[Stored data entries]
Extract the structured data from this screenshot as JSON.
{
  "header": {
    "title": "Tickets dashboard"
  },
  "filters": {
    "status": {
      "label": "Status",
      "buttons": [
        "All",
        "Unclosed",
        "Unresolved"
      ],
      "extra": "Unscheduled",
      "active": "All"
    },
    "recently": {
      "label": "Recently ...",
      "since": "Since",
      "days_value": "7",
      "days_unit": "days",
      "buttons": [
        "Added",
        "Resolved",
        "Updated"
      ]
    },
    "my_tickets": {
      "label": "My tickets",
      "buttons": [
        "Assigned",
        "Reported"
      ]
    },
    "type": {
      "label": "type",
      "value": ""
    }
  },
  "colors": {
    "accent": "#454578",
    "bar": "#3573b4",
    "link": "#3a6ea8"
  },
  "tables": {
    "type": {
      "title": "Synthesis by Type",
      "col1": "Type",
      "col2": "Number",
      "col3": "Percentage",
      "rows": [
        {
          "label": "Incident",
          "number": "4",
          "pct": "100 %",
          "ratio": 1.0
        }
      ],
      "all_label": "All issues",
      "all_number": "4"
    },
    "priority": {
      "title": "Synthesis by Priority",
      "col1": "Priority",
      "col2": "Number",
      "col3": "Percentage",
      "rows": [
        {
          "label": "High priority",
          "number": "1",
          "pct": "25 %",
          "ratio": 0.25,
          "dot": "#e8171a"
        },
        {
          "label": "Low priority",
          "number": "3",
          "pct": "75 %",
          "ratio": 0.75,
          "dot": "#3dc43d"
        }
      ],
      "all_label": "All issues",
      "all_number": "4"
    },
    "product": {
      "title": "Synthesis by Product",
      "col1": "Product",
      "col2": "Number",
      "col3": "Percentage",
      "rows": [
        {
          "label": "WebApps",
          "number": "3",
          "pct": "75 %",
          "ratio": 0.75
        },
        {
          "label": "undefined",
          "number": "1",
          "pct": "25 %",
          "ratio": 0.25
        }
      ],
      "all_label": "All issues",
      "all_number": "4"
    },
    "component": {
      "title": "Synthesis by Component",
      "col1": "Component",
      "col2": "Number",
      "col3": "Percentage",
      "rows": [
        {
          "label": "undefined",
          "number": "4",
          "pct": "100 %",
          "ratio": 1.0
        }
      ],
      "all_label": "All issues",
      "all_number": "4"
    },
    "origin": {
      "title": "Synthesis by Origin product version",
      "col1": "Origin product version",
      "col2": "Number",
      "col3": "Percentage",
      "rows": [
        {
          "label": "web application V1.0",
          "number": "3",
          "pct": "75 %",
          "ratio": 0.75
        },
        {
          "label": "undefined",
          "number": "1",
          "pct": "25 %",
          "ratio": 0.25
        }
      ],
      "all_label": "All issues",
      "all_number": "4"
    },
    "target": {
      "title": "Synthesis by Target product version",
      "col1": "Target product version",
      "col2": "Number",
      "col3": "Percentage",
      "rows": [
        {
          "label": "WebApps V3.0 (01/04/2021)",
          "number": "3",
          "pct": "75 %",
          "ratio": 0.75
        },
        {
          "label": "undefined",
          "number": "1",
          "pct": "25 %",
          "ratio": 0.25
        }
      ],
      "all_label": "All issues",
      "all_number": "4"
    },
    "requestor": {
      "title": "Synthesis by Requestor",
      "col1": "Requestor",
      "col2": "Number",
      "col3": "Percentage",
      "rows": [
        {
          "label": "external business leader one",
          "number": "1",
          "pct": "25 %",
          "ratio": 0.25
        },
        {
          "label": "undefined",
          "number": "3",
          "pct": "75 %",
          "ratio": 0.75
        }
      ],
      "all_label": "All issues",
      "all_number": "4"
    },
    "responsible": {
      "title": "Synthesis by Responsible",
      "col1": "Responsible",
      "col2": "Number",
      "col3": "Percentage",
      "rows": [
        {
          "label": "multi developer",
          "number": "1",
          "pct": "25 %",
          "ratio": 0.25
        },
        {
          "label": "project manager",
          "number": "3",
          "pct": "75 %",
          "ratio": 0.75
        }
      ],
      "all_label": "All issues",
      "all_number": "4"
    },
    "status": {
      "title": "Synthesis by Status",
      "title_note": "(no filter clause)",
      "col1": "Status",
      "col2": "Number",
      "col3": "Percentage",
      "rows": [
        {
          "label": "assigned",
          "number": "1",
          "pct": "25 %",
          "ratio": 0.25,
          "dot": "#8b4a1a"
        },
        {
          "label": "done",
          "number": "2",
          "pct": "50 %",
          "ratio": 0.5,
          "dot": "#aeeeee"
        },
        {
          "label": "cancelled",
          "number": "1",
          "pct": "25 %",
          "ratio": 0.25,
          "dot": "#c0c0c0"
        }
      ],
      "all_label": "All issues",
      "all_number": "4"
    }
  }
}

- WHAT IS ASKED
Every line of the records above needs to be given again exactly.

- ANSWER
Extract the structured data from this screenshot as JSON.
{
  "header": {
    "title": "Tickets dashboard"
  },
  "filters": {
    "status": {
      "label": "Status",
      "buttons": [
        "All",
        "Unclosed",
        "Unresolved"
      ],
      "extra": "Unscheduled",
      "active": "All"
    },
    "recently": {
      "label": "Recently ...",
      "since": "Since",
      "days_value": "7",
      "days_unit": "days",
      "buttons": [
        "Added",
        "Resolved",
        "Updated"
      ]
    },
    "my_tickets": {
      "label": "My tickets",
      "buttons": [
        "Assigned",
        "Reported"
      ]
    },
    "type": {
      "label": "type",
      "value": ""
    }
  },
  "colors": {
    "accent": "#454578",
    "bar": "#3573b4",
    "link": "#3a6ea8"
  },
  "tables": {
    "type": {
      "title": "Synthesis by Type",
      "col1": "Type",
      "col2": "Number",
      "col3": "Percentage",
      "rows": [
        {
          "label": "Incident",
          "number": "4",
          "pct": "100 %",
          "ratio": 1.0
        }
      ],
      "all_label": "All issues",
      "all_number": "4"
    },
    "priority": {
      "title": "Synthesis by Priority",
      "col1": "Priority",
      "col2": "Number",
      "col3": "Percentage",
      "rows": [
        {
          "label": "High priority",
          "number": "1",
          "pct": "25 %",
          "ratio": 0.25,
          "dot": "#e8171a"
        },
        {
          "label": "Low priority",
          "number": "3",
          "pct": "75 %",
          "ratio": 0.75,
          "dot": "#3dc43d"
        }
      ],
      "all_label": "All issues",
      "all_number": "4"
    },
    "product": {
      "title": "Synthesis by Product",
      "col1": "Product",
      "col2": "Number",
      "col3": "Percentage",
      "rows": [
        {
          "label": "WebApps",
          "number": "3",
          "pct": "75 %",
          "ratio": 0.75
        },
        {
          "label": "undefined",
          "number": "1",
          "pct": "25 %",
          "ratio": 0.25
        }
      ],
      "all_label": "All issues",
      "all_number": "4"
    },
    "component": {
      "title": "Synthesis by Component",
      "col1": "Component",
      "col2": "Number",
      "col3": "Percentage",
      "rows": [
        {
          "label": "undefined",
          "number": "4",
          "pct": "100 %",
          "ratio": 1.0
        }
      ],
      "all_label": "All issues",
      "all_number": "4"
    },
    "origin": {
      "title": "Synthesis by Origin product version",
      "col1": "Origin product version",
      "col2": "Number",
      "col3": "Percentage",
      "rows": [
        {
          "label": "web application V1.0",
          "number": "3",
          "pct": "75 %",
          "ratio": 0.75
        },
        {
          "label": "undefined",
          "number": "1",
          "pct": "25 %",
          "ratio": 0.25
        }
      ],
      "all_label": "All issues",
      "all_number": "4"
    },
    "target": {
      "title": "Synthesis by Target product version",
      "col1": "Target product version",
      "col2": "Number",
      "col3": "Percentage",
      "rows": [
        {
          "label": "WebApps V3.0 (01/04/2021)",
          "number": "3",
          "pct": "75 %",
          "ratio": 0.75
        },
        {
          "label": "undefined",
          "number": "1",
          "pct": "25 %",
          "ratio": 0.25
        }
      ],
      "all_label": "All issues",
      "all_number": "4"
    },
    "requestor": {
      "title": "Synthesis by Requestor",
      "col1": "Requestor",
      "col2": "Number",
      "col3": "Percentage",
      "rows": [
        {
          "label": "external business leader one",
          "number": "1",
          "pct": "25 %",
          "ratio": 0.25
        },
        {
          "label": "undefined",
          "number": "3",
          "pct": "75 %",
          "ratio": 0.75
        }
      ],
      "all_label": "All issues",
      "all_number": "4"
    },
    "responsible": {
      "title": "Synthesis by Responsible",
      "col1": "Responsible",
      "col2": "Number",
      "col3": "Percentage",
      "rows": [
        {
          "label": "multi developer",
          "number": "1",
          "pct": "25 %",
          "ratio": 0.25
        },
        {
          "label": "project manager",
          "number": "3",
          "pct": "75 %",
          "ratio": 0.75
        }
      ],
      "all_label": "All issues",
      "all_number": "4"
    },
    "status": {
      "title": "Synthesis by Status",
      "title_note": "(no filter clause)",
      "col1": "Status",
      "col2": "Number",
      "col3": "Percentage",
      "rows": [
        {
          "label": "assigned",
          "number": "1",
          "pct": "25 %",
          "ratio": 0.25,
          "dot": "#8b4a1a"
        },
        {
          "label": "done",
          "number": "2",
          "pct": "50 %",
          "ratio": 0.5,
          "dot": "#aeeeee"
        },
        {
          "label": "cancelled",
          "number": "1",
          "pct": "25 %",
          "ratio": 0.25,
          "dot": "#c0c0c0"
        }
      ],
      "all_label": "All issues",
      "all_number": "4"
    }
  }
}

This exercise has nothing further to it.